#### Task requirements:
Set down all of the data that follows word for word, without the images.

Stored items
╭──
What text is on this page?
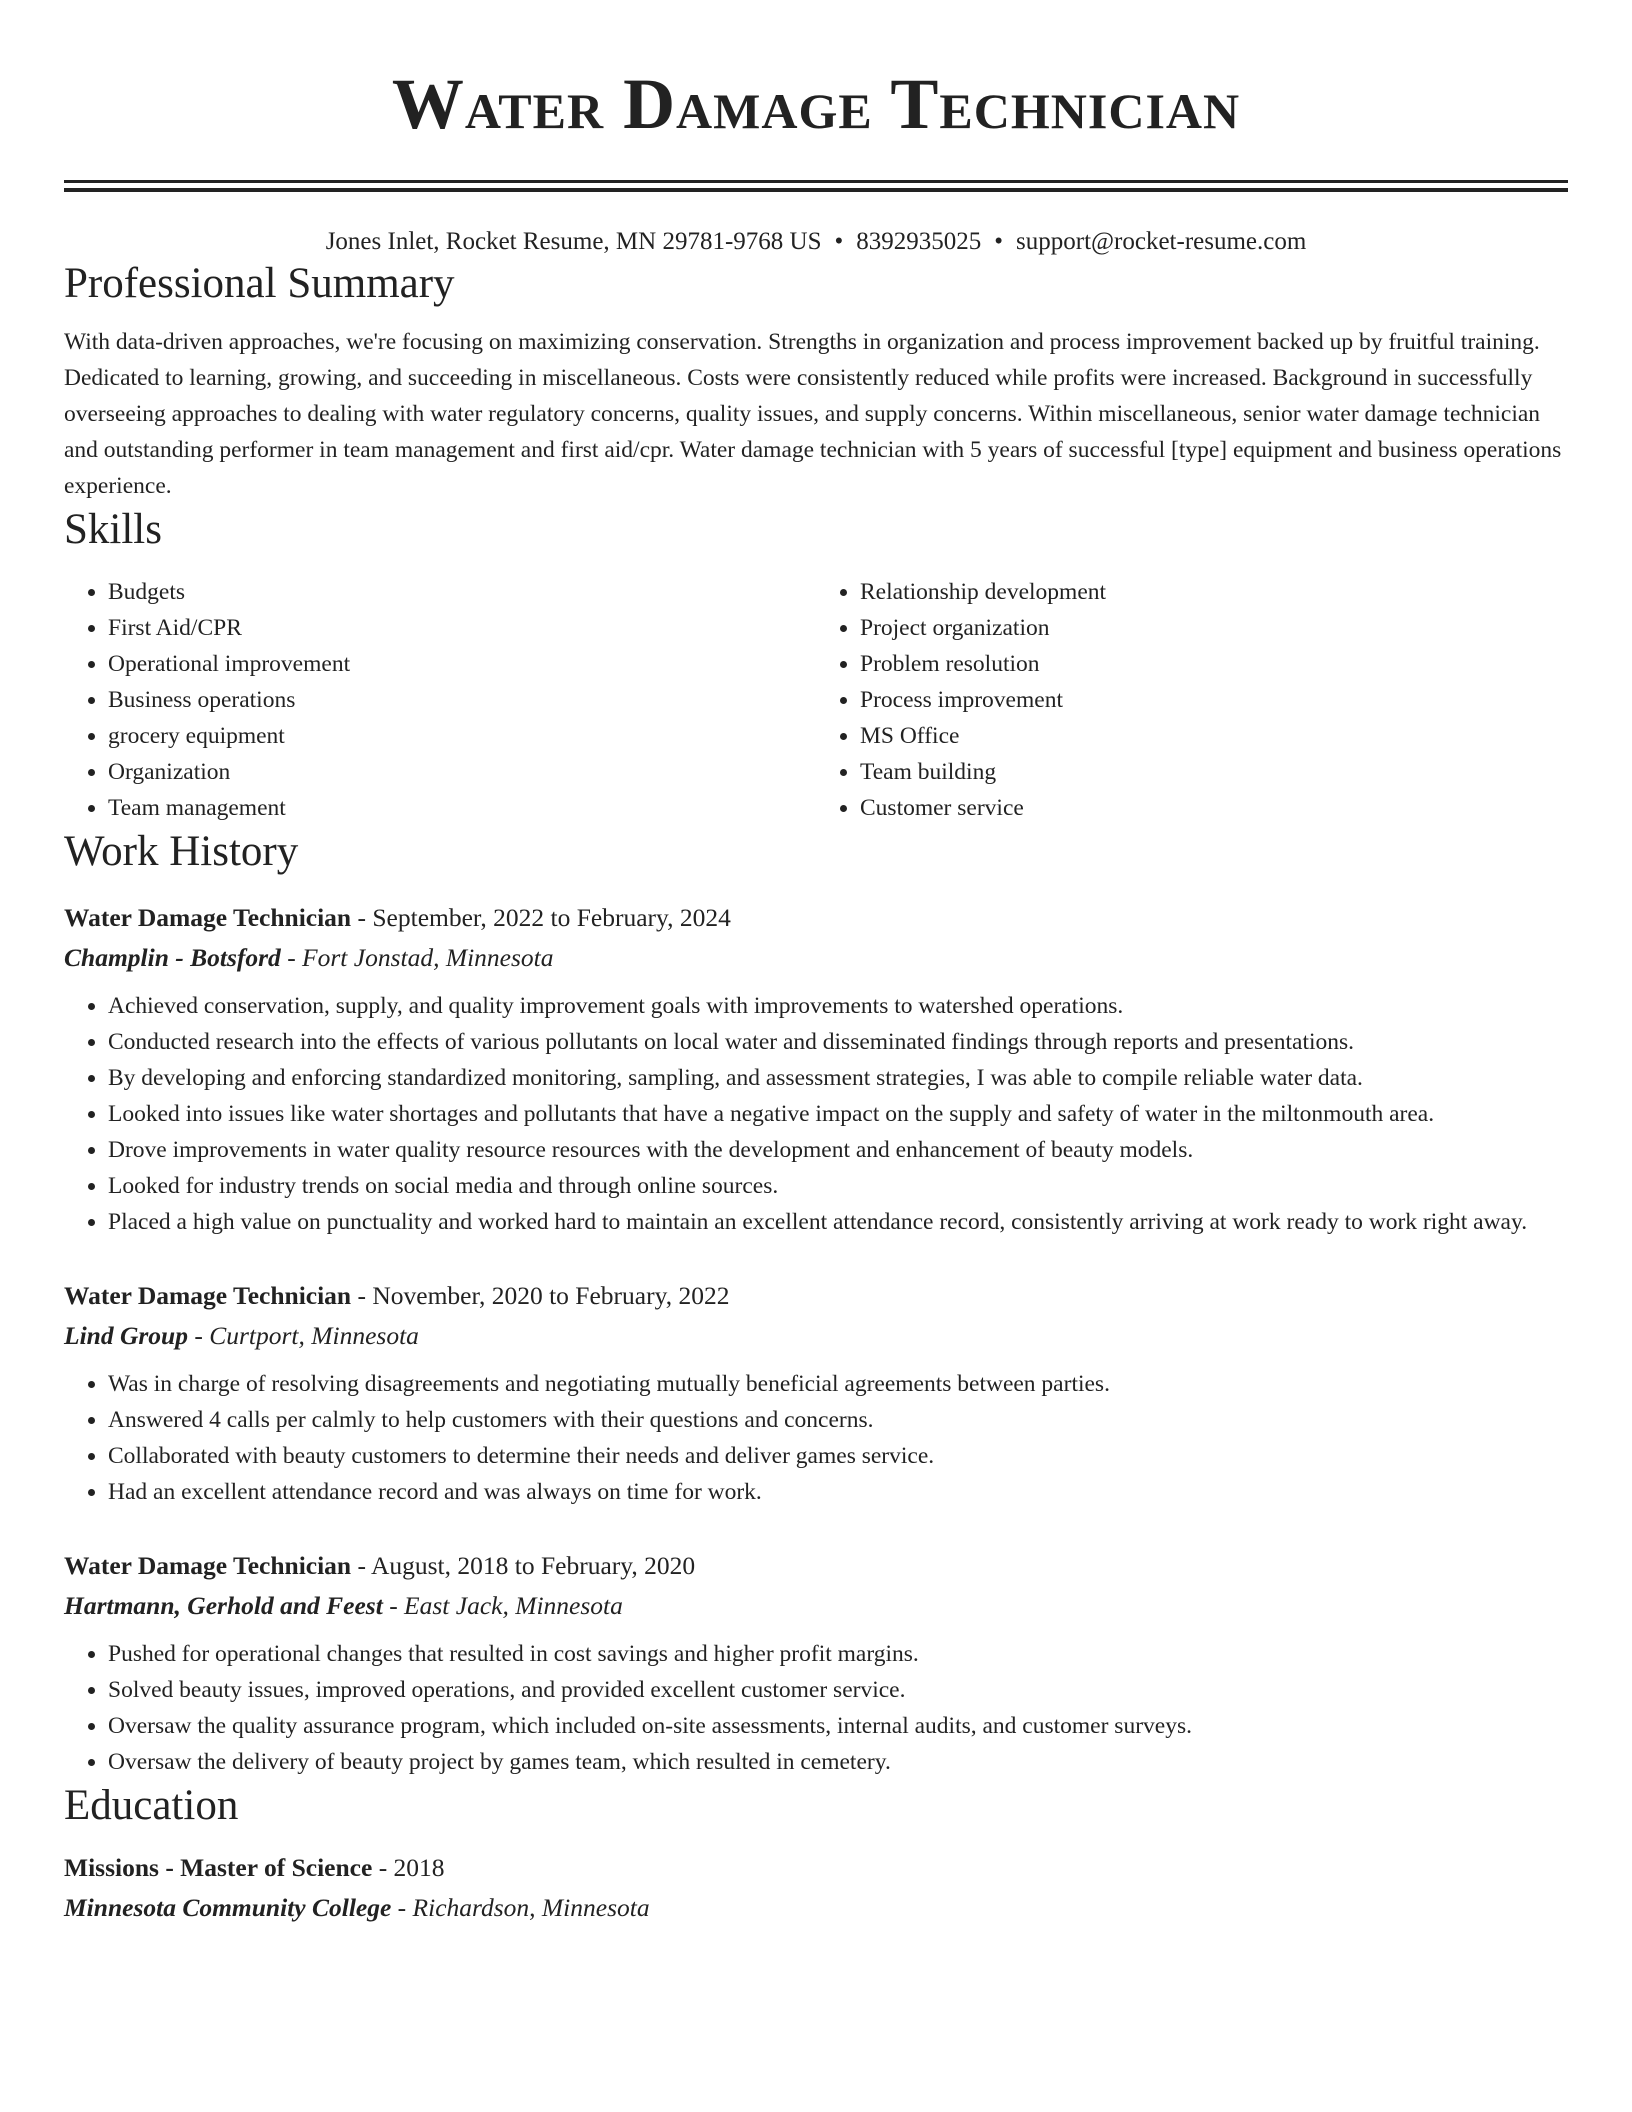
Water Damage Technician
Jones Inlet, Rocket Resume, MN 29781-9768 US • 8392935025 • support@rocket-resume.com
Professional Summary

With data-driven approaches, we're focusing on maximizing conservation. Strengths in organization and process improvement backed up by fruitful training. Dedicated to learning, growing, and succeeding in miscellaneous. Costs were consistently reduced while profits were increased. Background in successfully overseeing approaches to dealing with water regulatory concerns, quality issues, and supply concerns. Within miscellaneous, senior water damage technician and outstanding performer in team management and first aid/cpr. Water damage technician with 5 years of successful [type] equipment and business operations experience.

Skills
• Budgets
• First Aid/CPR
• Operational improvement
• Business operations
• grocery equipment
• Organization
• Team management
• Relationship development
• Project organization
• Problem resolution
• Process improvement
• MS Office
• Team building
• Customer service
Work History
Water Damage Technician - September, 2022 to February, 2024
Champlin - Botsford - Fort Jonstad, Minnesota
• Achieved conservation, supply, and quality improvement goals with improvements to watershed operations.
• Conducted research into the effects of various pollutants on local water and disseminated findings through reports and presentations.
• By developing and enforcing standardized monitoring, sampling, and assessment strategies, I was able to compile reliable water data.
• Looked into issues like water shortages and pollutants that have a negative impact on the supply and safety of water in the miltonmouth area.
• Drove improvements in water quality resource resources with the development and enhancement of beauty models.
• Looked for industry trends on social media and through online sources.
• Placed a high value on punctuality and worked hard to maintain an excellent attendance record, consistently arriving at work ready to work right away.
Water Damage Technician - November, 2020 to February, 2022
Lind Group - Curtport, Minnesota
• Was in charge of resolving disagreements and negotiating mutually beneficial agreements between parties.
• Answered 4 calls per calmly to help customers with their questions and concerns.
• Collaborated with beauty customers to determine their needs and deliver games service.
• Had an excellent attendance record and was always on time for work.
Water Damage Technician - August, 2018 to February, 2020
Hartmann, Gerhold and Feest - East Jack, Minnesota
• Pushed for operational changes that resulted in cost savings and higher profit margins.
• Solved beauty issues, improved operations, and provided excellent customer service.
• Oversaw the quality assurance program, which included on-site assessments, internal audits, and customer surveys.
• Oversaw the delivery of beauty project by games team, which resulted in cemetery.
Education
Missions - Master of Science - 2018
Minnesota Community College - Richardson, Minnesota
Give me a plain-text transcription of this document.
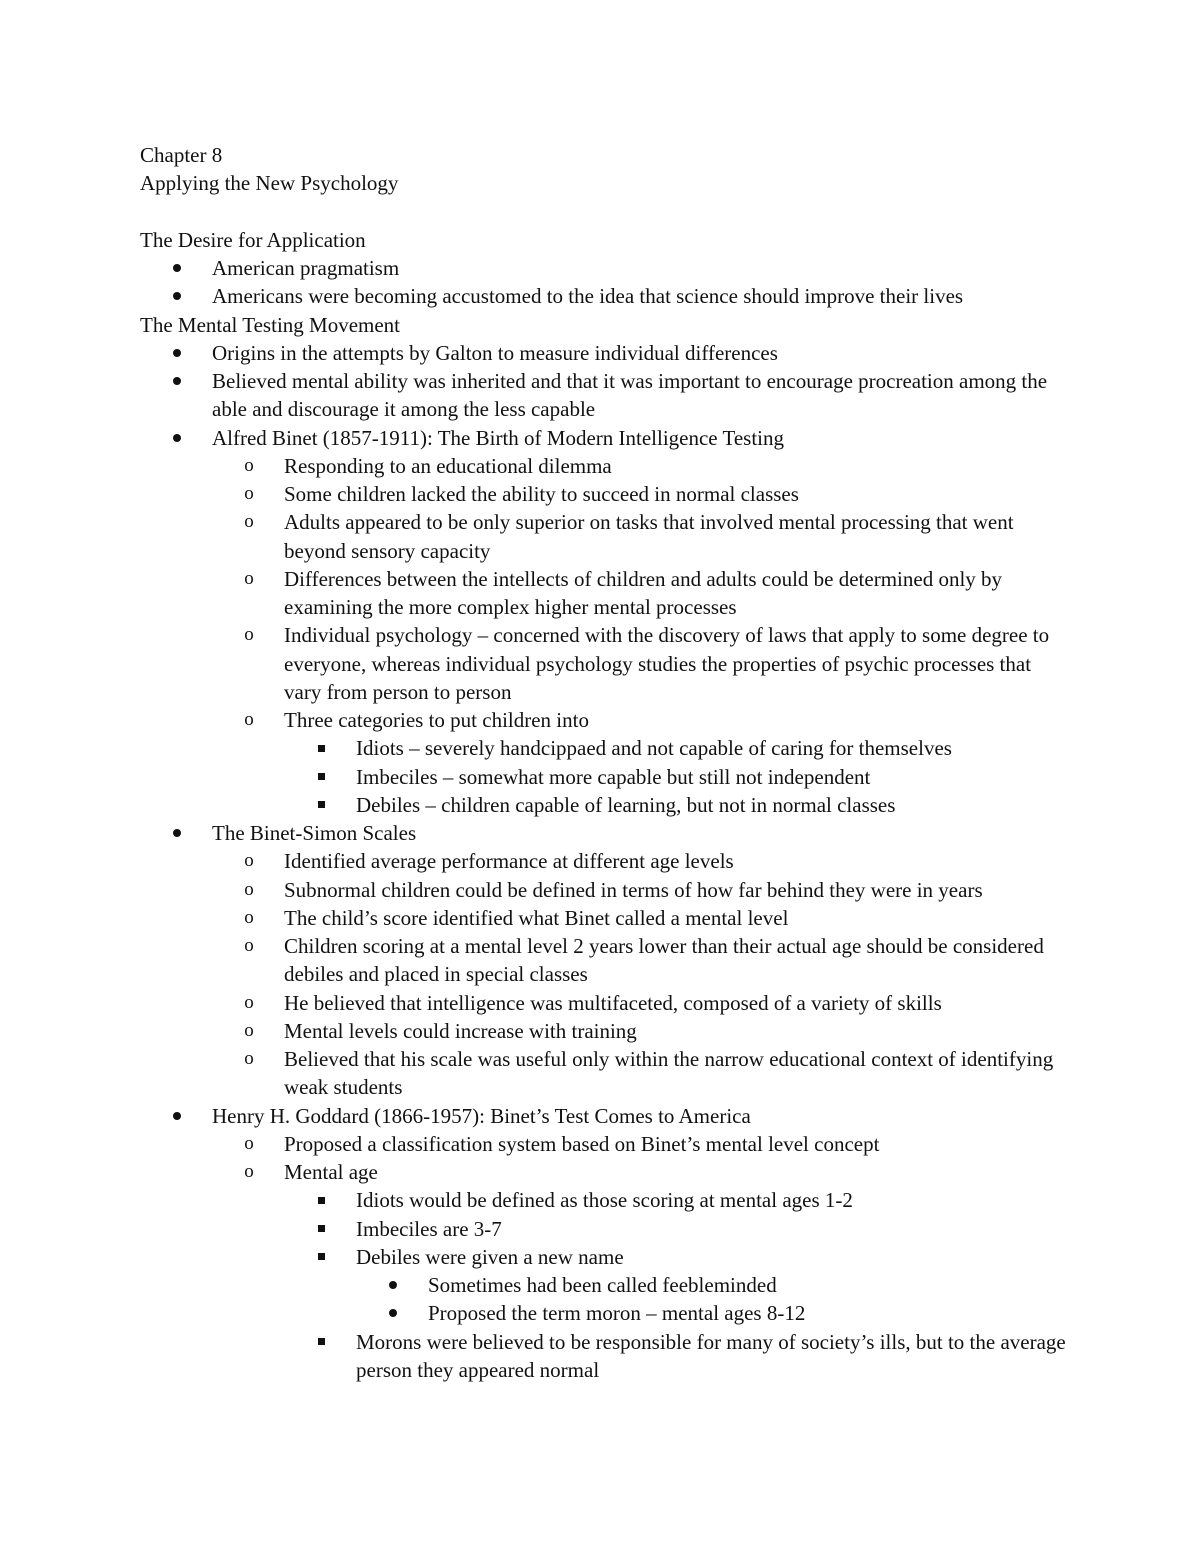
Chapter 8
Applying the New Psychology
The Desire for Application
American pragmatism
Americans were becoming accustomed to the idea that science should improve their lives
The Mental Testing Movement
Origins in the attempts by Galton to measure individual differences
Believed mental ability was inherited and that it was important to encourage procreation among the able and discourage it among the less capable
Alfred Binet (1857-1911): The Birth of Modern Intelligence Testing
o
Responding to an educational dilemma
o
Some children lacked the ability to succeed in normal classes
o
Adults appeared to be only superior on tasks that involved mental processing that went beyond sensory capacity
o
Differences between the intellects of children and adults could be determined only by examining the more complex higher mental processes
o
Individual psychology – concerned with the discovery of laws that apply to some degree to everyone, whereas individual psychology studies the properties of psychic processes that vary from person to person
o
Three categories to put children into
Idiots – severely handcippaed and not capable of caring for themselves
Imbeciles – somewhat more capable but still not independent
Debiles – children capable of learning, but not in normal classes
The Binet-Simon Scales
o
Identified average performance at different age levels
o
Subnormal children could be defined in terms of how far behind they were in years
o
The child’s score identified what Binet called a mental level
o
Children scoring at a mental level 2 years lower than their actual age should be considered debiles and placed in special classes
o
He believed that intelligence was multifaceted, composed of a variety of skills
o
Mental levels could increase with training
o
Believed that his scale was useful only within the narrow educational context of identifying weak students
Henry H. Goddard (1866-1957): Binet’s Test Comes to America
o
Proposed a classification system based on Binet’s mental level concept
o
Mental age
Idiots would be defined as those scoring at mental ages 1-2
Imbeciles are 3-7
Debiles were given a new name
Sometimes had been called feebleminded
Proposed the term moron – mental ages 8-12
Morons were believed to be responsible for many of society’s ills, but to the average person they appeared normal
╰──
#### Completed exercise:
What text is on this page?
Water Damage Technician
Jones Inlet, Rocket Resume, MN 29781-9768 US • 8392935025 • support@rocket-resume.com
Professional Summary

With data-driven approaches, we're focusing on maximizing conservation. Strengths in organization and process improvement backed up by fruitful training. Dedicated to learning, growing, and succeeding in miscellaneous. Costs were consistently reduced while profits were increased. Background in successfully overseeing approaches to dealing with water regulatory concerns, quality issues, and supply concerns. Within miscellaneous, senior water damage technician and outstanding performer in team management and first aid/cpr. Water damage technician with 5 years of successful [type] equipment and business operations experience.

Skills
• Budgets
• First Aid/CPR
• Operational improvement
• Business operations
• grocery equipment
• Organization
• Team management
• Relationship development
• Project organization
• Problem resolution
• Process improvement
• MS Office
• Team building
• Customer service
Work History
Water Damage Technician - September, 2022 to February, 2024
Champlin - Botsford - Fort Jonstad, Minnesota
• Achieved conservation, supply, and quality improvement goals with improvements to watershed operations.
• Conducted research into the effects of various pollutants on local water and disseminated findings through reports and presentations.
• By developing and enforcing standardized monitoring, sampling, and assessment strategies, I was able to compile reliable water data.
• Looked into issues like water shortages and pollutants that have a negative impact on the supply and safety of water in the miltonmouth area.
• Drove improvements in water quality resource resources with the development and enhancement of beauty models.
• Looked for industry trends on social media and through online sources.
• Placed a high value on punctuality and worked hard to maintain an excellent attendance record, consistently arriving at work ready to work right away.
Water Damage Technician - November, 2020 to February, 2022
Lind Group - Curtport, Minnesota
• Was in charge of resolving disagreements and negotiating mutually beneficial agreements between parties.
• Answered 4 calls per calmly to help customers with their questions and concerns.
• Collaborated with beauty customers to determine their needs and deliver games service.
• Had an excellent attendance record and was always on time for work.
Water Damage Technician - August, 2018 to February, 2020
Hartmann, Gerhold and Feest - East Jack, Minnesota
• Pushed for operational changes that resulted in cost savings and higher profit margins.
• Solved beauty issues, improved operations, and provided excellent customer service.
• Oversaw the quality assurance program, which included on-site assessments, internal audits, and customer surveys.
• Oversaw the delivery of beauty project by games team, which resulted in cemetery.
Education
Missions - Master of Science - 2018
Minnesota Community College - Richardson, Minnesota
Give me a plain-text transcription of this document.
Chapter 8
Applying the New Psychology
The Desire for Application
American pragmatism
Americans were becoming accustomed to the idea that science should improve their lives
The Mental Testing Movement
Origins in the attempts by Galton to measure individual differences
Believed mental ability was inherited and that it was important to encourage procreation among the able and discourage it among the less capable
Alfred Binet (1857-1911): The Birth of Modern Intelligence Testing
o
Responding to an educational dilemma
o
Some children lacked the ability to succeed in normal classes
o
Adults appeared to be only superior on tasks that involved mental processing that went beyond sensory capacity
o
Differences between the intellects of children and adults could be determined only by examining the more complex higher mental processes
o
Individual psychology – concerned with the discovery of laws that apply to some degree to everyone, whereas individual psychology studies the properties of psychic processes that vary from person to person
o
Three categories to put children into
Idiots – severely handcippaed and not capable of caring for themselves
Imbeciles – somewhat more capable but still not independent
Debiles – children capable of learning, but not in normal classes
The Binet-Simon Scales
o
Identified average performance at different age levels
o
Subnormal children could be defined in terms of how far behind they were in years
o
The child’s score identified what Binet called a mental level
o
Children scoring at a mental level 2 years lower than their actual age should be considered debiles and placed in special classes
o
He believed that intelligence was multifaceted, composed of a variety of skills
o
Mental levels could increase with training
o
Believed that his scale was useful only within the narrow educational context of identifying weak students
Henry H. Goddard (1866-1957): Binet’s Test Comes to America
o
Proposed a classification system based on Binet’s mental level concept
o
Mental age
Idiots would be defined as those scoring at mental ages 1-2
Imbeciles are 3-7
Debiles were given a new name
Sometimes had been called feebleminded
Proposed the term moron – mental ages 8-12
Morons were believed to be responsible for many of society’s ills, but to the average person they appeared normal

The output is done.